AIM OF THE EXERCISE: Find the word "Border" in the records below. List each line containing it.
-- begin MATERIAL FOR THIS TASK --
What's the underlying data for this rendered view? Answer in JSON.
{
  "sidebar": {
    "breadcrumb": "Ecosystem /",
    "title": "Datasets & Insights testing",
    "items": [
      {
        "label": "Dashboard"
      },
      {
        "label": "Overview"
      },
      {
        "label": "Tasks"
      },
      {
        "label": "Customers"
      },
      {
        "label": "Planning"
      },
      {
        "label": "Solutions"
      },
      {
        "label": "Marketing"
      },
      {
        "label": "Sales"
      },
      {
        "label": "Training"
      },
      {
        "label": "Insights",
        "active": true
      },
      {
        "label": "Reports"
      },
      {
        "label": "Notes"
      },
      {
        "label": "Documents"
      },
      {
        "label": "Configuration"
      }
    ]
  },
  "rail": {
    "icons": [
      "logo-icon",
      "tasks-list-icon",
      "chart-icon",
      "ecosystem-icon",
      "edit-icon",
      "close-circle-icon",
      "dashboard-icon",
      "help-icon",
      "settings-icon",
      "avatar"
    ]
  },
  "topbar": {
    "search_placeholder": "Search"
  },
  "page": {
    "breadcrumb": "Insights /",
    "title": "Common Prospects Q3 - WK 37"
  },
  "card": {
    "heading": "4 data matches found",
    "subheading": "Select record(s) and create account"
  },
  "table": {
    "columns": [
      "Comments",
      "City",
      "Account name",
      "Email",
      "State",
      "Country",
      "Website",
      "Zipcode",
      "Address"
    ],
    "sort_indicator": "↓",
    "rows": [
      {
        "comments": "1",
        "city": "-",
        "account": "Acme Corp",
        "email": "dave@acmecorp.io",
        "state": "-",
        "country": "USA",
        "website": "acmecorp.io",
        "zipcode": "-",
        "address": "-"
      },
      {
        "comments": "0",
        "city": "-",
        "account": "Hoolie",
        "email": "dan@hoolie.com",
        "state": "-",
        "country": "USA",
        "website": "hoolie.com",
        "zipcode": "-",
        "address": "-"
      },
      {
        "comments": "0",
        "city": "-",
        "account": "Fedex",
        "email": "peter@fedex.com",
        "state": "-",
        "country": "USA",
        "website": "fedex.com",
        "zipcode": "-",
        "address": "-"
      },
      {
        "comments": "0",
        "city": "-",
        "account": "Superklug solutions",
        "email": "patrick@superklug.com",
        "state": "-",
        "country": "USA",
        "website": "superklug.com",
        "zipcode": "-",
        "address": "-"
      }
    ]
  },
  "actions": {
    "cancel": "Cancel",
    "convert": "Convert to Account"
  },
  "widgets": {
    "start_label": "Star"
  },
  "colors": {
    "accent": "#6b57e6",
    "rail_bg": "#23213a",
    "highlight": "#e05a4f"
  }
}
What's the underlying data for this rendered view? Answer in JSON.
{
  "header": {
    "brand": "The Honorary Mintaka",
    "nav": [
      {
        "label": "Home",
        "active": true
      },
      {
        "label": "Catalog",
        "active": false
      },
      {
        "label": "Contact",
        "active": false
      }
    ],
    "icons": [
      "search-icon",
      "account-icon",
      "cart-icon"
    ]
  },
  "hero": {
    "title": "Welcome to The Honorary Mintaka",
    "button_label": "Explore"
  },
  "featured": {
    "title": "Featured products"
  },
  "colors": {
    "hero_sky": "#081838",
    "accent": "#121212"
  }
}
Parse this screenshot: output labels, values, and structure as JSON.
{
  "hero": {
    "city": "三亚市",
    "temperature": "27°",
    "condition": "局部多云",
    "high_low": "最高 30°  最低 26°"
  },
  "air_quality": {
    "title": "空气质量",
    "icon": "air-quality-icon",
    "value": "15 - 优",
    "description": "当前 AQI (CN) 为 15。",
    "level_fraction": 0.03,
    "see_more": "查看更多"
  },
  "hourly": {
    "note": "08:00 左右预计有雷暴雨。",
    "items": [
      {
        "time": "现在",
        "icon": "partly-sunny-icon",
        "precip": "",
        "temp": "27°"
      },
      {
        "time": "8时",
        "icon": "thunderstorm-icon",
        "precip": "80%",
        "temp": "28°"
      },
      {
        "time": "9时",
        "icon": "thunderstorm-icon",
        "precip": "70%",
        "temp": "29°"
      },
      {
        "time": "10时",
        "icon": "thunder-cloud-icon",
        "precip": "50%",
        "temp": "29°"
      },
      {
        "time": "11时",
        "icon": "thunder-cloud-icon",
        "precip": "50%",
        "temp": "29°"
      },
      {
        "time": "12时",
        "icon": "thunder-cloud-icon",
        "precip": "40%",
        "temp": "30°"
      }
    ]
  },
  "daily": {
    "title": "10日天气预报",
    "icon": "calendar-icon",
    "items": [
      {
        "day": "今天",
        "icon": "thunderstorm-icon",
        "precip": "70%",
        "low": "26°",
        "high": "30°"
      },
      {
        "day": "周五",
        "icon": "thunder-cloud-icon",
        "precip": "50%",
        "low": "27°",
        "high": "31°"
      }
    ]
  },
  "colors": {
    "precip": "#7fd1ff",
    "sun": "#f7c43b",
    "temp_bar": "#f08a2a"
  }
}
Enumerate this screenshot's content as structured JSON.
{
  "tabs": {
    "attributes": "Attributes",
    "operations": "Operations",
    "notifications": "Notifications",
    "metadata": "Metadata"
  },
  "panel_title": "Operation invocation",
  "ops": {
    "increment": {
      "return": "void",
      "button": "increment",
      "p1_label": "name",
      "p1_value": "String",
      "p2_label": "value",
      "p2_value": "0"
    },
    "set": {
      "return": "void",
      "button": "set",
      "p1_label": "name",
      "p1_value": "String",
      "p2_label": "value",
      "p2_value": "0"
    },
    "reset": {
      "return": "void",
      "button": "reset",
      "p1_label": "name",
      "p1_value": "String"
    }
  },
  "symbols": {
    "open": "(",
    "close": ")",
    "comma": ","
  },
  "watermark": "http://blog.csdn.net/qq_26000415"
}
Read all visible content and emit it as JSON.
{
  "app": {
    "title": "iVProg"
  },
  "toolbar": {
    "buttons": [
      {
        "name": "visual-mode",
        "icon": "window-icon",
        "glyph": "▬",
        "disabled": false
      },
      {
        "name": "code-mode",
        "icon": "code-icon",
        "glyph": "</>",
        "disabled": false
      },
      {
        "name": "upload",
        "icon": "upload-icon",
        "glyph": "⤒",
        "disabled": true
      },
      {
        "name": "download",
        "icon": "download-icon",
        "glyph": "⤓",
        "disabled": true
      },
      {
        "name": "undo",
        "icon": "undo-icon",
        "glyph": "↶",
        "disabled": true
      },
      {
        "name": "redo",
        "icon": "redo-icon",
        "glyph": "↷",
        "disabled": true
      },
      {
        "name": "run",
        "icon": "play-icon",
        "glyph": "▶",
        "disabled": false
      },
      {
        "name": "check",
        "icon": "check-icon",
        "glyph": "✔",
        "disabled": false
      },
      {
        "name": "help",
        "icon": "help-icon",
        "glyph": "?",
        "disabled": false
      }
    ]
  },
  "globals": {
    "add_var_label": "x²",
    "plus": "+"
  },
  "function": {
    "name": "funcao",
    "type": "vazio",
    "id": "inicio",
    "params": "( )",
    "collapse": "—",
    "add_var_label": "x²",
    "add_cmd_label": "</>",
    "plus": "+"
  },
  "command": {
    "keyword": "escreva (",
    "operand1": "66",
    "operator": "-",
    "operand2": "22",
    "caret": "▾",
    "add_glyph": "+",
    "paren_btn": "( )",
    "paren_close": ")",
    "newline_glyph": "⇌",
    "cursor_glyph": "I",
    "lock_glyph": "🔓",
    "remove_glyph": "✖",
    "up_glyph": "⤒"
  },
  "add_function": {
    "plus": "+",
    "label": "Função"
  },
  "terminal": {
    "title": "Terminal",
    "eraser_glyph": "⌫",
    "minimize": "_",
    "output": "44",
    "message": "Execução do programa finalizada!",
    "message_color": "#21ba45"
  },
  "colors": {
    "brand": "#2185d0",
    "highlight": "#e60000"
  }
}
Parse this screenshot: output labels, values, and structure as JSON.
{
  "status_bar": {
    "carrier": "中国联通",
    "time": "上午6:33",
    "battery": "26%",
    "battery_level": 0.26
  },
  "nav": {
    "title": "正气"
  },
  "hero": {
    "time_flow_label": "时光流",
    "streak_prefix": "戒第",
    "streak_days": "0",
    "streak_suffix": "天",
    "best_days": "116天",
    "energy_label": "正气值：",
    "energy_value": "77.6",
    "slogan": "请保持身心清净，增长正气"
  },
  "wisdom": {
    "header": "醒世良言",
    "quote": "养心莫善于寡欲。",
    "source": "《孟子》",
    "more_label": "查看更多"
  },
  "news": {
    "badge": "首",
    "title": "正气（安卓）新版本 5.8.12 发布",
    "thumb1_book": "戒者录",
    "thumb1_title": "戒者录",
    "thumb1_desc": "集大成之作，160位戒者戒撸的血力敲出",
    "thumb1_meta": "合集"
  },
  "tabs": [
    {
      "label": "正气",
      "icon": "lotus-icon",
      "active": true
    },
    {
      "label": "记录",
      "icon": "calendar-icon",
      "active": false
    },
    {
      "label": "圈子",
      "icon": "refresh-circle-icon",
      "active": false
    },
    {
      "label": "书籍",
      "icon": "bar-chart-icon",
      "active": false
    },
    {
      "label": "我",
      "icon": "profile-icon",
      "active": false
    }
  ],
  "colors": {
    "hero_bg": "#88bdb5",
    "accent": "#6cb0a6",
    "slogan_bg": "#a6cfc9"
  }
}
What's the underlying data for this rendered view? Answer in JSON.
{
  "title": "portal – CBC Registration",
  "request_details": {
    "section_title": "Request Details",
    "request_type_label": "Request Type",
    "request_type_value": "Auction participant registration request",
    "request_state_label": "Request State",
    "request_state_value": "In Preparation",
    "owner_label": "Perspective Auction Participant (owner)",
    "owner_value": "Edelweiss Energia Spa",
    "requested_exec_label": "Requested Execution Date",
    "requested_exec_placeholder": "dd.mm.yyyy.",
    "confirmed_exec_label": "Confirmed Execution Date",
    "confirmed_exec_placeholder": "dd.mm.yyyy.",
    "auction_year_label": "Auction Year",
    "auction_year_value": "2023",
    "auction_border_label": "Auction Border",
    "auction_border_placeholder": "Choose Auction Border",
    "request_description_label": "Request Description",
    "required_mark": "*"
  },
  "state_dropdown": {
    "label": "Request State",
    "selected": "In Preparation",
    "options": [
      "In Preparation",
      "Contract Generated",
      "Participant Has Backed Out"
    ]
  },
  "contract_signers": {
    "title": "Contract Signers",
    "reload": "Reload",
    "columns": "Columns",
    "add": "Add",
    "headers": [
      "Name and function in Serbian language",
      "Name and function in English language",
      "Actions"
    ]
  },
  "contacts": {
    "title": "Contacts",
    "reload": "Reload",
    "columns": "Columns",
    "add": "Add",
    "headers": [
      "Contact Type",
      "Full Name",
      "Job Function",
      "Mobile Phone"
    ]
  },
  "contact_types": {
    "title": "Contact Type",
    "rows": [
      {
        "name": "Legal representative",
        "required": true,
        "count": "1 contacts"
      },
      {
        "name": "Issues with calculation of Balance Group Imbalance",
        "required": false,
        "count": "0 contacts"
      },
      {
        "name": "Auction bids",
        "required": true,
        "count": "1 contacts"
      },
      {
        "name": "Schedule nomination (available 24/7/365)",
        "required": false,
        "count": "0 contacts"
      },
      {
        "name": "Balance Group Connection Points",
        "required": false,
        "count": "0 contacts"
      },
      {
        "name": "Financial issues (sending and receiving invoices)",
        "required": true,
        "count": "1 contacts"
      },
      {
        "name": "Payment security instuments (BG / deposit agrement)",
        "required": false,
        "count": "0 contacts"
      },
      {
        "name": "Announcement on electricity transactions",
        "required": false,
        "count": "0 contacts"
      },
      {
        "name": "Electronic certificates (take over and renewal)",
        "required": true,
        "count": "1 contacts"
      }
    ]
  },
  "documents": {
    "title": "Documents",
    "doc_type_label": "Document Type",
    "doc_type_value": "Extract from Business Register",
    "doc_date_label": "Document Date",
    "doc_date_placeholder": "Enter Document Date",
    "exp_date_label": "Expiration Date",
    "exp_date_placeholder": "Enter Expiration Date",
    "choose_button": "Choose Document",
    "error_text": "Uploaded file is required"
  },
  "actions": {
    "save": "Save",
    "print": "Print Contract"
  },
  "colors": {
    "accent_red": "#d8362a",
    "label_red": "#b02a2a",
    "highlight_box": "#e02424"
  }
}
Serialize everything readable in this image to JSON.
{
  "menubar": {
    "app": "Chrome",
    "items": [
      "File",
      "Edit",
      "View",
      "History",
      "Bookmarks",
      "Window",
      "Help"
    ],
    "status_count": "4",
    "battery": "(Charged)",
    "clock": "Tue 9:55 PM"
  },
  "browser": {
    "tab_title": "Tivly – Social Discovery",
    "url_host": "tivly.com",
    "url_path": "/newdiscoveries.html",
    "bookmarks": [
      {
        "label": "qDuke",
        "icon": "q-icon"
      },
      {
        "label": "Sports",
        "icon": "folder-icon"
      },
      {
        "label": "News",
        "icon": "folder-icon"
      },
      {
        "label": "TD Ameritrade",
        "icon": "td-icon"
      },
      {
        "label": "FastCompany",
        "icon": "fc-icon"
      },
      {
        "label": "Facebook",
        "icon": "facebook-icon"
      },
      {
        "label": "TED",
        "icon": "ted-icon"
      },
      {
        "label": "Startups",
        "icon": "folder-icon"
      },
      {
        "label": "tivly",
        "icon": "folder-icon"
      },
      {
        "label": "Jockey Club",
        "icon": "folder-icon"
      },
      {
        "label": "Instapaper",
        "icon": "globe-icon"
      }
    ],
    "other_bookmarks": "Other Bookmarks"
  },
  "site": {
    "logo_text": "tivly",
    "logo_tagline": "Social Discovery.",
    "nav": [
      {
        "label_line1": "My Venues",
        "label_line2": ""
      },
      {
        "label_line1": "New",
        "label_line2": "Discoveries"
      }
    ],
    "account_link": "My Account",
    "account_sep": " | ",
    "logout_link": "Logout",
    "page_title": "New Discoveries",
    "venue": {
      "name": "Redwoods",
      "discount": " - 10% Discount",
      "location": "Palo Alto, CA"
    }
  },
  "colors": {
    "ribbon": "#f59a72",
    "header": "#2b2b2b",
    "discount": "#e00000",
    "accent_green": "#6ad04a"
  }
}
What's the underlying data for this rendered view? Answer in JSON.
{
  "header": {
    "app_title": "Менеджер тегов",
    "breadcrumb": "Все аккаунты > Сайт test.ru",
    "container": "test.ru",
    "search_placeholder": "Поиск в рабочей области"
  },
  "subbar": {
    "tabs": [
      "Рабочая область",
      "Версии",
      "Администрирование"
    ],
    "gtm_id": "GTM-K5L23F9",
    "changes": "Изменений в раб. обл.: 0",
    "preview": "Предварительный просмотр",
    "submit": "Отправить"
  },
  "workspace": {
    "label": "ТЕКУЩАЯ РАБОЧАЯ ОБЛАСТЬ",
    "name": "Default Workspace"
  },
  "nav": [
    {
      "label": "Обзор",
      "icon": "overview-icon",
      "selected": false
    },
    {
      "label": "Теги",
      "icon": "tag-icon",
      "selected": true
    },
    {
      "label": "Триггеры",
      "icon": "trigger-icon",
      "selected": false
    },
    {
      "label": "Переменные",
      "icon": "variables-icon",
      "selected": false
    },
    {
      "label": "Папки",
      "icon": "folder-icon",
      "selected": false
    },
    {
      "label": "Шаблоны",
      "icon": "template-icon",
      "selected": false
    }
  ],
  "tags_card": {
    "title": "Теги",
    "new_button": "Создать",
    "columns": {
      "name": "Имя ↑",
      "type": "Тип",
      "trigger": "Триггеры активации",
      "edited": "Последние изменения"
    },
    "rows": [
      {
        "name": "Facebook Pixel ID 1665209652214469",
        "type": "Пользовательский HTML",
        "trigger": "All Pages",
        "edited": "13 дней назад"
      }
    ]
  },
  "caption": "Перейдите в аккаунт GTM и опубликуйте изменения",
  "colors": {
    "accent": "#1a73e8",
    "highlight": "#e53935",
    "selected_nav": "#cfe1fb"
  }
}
-- end MATERIAL FOR THIS TASK --
FINISHED TASK:
    "auction_border_label": "Auction Border",
    "auction_border_placeholder": "Choose Auction Border",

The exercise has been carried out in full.